**Task details**
Your job is to report every line of the entries that has "title".

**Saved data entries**

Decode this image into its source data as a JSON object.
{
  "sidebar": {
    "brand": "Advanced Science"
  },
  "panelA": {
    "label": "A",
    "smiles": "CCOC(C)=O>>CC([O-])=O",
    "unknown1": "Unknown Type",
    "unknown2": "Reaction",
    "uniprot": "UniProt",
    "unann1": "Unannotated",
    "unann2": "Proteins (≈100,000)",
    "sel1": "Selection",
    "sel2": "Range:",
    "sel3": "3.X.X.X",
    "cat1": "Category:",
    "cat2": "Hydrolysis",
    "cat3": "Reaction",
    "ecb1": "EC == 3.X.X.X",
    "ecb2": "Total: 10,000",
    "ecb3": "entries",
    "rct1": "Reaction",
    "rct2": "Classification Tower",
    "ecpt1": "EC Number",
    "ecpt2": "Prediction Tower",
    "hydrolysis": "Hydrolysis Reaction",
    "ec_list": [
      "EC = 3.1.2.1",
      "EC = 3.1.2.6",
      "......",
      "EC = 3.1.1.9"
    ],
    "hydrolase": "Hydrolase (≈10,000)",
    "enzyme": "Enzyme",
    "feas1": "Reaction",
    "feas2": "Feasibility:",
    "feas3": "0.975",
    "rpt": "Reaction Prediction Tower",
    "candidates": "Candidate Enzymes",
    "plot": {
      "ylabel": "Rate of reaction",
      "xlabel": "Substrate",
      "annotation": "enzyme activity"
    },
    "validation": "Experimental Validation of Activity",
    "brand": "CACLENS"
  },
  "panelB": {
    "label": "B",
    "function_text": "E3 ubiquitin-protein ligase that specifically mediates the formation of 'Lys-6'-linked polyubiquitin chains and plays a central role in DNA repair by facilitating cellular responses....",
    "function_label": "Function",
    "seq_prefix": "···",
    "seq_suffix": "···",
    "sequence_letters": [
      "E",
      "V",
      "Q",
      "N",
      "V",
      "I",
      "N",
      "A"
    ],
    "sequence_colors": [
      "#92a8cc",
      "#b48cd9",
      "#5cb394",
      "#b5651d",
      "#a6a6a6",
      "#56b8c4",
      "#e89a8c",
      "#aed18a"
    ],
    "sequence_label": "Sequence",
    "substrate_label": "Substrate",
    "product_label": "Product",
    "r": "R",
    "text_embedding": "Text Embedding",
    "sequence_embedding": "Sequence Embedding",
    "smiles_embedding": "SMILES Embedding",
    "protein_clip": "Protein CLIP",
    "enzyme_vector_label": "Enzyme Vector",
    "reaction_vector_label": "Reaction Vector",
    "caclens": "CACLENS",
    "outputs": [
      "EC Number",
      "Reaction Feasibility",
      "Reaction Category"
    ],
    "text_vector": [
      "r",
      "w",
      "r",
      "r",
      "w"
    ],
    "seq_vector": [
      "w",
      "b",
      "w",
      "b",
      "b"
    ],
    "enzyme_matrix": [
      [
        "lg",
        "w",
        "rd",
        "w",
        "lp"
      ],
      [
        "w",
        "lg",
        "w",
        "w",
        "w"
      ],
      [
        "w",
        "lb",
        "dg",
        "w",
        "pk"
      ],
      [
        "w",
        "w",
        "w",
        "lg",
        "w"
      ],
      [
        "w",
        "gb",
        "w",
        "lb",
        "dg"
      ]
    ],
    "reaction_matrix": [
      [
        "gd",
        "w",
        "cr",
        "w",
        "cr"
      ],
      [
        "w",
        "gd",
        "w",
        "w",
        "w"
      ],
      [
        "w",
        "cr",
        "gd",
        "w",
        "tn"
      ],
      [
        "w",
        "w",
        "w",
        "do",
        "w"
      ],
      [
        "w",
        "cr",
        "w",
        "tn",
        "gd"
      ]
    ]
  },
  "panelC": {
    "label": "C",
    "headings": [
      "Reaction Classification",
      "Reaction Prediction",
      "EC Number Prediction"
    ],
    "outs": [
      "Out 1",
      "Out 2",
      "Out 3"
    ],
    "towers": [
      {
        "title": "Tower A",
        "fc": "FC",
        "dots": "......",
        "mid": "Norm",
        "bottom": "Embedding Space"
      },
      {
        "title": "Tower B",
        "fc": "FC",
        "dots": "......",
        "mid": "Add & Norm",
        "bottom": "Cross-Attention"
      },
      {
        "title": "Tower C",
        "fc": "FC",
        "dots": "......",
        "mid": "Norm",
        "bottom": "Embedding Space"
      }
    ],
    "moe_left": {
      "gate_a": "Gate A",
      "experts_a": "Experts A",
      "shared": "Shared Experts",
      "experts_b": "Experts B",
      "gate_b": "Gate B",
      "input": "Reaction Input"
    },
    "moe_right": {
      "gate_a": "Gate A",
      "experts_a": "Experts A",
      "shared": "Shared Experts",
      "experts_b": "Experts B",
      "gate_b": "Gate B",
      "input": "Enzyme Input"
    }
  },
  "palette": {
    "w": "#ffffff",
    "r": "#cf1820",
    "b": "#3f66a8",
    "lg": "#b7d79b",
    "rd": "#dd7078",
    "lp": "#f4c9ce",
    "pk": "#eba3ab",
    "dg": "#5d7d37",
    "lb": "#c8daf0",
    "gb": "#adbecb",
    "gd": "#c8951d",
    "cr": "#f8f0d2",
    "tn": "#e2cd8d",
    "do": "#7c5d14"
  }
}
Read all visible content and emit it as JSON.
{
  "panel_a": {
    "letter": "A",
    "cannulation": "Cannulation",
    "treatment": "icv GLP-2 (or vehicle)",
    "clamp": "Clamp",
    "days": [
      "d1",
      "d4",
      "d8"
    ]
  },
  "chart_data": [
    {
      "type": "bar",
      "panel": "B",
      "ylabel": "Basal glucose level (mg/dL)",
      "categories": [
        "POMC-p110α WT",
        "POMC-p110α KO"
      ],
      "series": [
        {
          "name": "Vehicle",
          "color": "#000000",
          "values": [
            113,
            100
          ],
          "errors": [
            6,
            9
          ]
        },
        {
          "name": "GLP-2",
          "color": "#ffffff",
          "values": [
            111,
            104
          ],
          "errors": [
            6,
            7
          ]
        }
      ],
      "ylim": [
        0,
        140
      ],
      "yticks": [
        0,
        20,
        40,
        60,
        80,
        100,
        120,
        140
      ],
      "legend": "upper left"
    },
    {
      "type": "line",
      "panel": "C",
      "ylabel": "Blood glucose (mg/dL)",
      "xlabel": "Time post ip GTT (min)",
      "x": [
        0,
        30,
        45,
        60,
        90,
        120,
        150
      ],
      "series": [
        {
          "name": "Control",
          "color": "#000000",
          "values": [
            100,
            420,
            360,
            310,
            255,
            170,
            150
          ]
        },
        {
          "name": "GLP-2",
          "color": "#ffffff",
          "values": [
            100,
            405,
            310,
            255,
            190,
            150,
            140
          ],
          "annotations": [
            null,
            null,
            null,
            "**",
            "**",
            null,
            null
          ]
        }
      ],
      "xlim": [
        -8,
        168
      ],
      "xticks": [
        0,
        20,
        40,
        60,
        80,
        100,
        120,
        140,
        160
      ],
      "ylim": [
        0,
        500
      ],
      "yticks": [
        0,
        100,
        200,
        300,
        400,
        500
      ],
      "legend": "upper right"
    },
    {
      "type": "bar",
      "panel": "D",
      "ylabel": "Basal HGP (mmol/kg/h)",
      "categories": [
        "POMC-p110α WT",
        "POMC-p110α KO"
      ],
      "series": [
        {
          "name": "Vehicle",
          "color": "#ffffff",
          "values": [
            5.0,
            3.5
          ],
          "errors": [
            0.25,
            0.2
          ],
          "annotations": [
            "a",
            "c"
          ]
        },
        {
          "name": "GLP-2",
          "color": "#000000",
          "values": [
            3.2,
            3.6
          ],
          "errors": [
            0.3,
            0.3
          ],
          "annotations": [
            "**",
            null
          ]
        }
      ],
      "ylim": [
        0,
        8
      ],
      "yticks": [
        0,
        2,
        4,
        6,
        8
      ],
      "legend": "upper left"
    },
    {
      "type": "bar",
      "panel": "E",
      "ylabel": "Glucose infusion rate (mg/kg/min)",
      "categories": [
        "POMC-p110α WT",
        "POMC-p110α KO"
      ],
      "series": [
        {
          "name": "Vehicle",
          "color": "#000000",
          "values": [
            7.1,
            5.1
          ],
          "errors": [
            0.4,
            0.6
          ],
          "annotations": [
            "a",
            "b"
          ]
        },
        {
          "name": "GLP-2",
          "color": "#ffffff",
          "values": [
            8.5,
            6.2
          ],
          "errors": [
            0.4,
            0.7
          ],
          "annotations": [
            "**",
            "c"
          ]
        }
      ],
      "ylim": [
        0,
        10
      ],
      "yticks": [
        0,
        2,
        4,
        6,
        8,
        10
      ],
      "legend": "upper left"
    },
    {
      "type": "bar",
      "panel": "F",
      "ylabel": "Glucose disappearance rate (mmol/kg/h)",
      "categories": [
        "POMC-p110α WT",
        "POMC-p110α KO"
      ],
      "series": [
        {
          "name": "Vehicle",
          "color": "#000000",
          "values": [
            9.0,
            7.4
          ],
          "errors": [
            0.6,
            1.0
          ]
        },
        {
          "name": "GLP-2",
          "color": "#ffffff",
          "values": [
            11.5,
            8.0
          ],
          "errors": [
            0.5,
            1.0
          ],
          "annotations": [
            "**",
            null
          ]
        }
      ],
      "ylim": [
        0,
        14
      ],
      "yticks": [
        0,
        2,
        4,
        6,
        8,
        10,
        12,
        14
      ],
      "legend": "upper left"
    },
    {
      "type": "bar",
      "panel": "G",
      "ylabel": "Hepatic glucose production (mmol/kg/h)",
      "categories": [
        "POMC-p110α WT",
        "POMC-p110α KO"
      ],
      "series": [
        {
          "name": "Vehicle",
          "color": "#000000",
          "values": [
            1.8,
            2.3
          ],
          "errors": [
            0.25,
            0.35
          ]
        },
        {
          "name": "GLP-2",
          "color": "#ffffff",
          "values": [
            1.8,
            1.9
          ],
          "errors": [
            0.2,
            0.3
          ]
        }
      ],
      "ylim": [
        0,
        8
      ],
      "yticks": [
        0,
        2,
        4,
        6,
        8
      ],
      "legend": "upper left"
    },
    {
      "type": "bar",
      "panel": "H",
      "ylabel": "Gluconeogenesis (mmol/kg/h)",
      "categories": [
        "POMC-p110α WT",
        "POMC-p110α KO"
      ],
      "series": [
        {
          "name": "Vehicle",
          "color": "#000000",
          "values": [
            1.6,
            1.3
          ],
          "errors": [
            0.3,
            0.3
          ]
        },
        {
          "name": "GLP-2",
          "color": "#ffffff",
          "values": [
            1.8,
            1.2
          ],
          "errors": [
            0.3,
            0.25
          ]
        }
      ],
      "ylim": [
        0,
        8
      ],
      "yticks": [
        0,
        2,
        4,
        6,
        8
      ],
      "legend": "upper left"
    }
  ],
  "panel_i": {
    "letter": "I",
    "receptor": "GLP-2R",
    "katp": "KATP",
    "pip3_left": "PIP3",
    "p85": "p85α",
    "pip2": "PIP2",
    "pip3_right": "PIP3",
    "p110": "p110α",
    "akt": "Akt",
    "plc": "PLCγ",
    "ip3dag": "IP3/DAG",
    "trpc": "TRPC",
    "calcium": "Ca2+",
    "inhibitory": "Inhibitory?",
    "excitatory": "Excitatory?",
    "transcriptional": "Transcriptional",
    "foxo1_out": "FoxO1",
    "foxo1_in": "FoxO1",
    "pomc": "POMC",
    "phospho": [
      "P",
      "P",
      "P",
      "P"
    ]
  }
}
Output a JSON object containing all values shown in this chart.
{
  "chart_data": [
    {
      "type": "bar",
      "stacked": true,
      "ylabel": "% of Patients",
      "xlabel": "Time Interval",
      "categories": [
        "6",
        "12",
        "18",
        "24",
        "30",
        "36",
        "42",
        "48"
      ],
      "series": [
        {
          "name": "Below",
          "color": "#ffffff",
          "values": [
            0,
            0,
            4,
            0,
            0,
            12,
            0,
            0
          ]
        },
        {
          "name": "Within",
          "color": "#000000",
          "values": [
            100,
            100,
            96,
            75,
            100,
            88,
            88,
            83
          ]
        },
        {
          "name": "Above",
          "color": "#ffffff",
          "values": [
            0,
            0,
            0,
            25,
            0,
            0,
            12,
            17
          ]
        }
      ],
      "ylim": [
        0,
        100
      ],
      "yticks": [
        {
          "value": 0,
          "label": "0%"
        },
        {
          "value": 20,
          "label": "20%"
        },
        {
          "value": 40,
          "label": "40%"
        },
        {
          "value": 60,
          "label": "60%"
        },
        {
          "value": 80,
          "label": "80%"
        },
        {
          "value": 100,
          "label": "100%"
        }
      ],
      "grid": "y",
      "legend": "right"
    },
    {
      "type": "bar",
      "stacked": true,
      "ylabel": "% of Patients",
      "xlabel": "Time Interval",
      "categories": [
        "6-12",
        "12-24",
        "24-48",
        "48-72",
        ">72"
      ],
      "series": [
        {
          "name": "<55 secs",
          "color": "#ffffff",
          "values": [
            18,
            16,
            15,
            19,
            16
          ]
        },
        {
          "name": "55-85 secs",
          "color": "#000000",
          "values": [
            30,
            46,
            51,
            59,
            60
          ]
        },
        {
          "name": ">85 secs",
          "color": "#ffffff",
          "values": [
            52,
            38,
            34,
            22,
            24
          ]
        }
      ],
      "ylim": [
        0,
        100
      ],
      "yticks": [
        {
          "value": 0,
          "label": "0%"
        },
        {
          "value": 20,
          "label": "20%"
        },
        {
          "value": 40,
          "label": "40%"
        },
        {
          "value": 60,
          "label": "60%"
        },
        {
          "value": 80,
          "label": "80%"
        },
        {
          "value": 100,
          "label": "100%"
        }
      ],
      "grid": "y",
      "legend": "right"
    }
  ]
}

**Expected answer**
        "title": "Tower A",
        "title": "Tower B",
        "title": "Tower C",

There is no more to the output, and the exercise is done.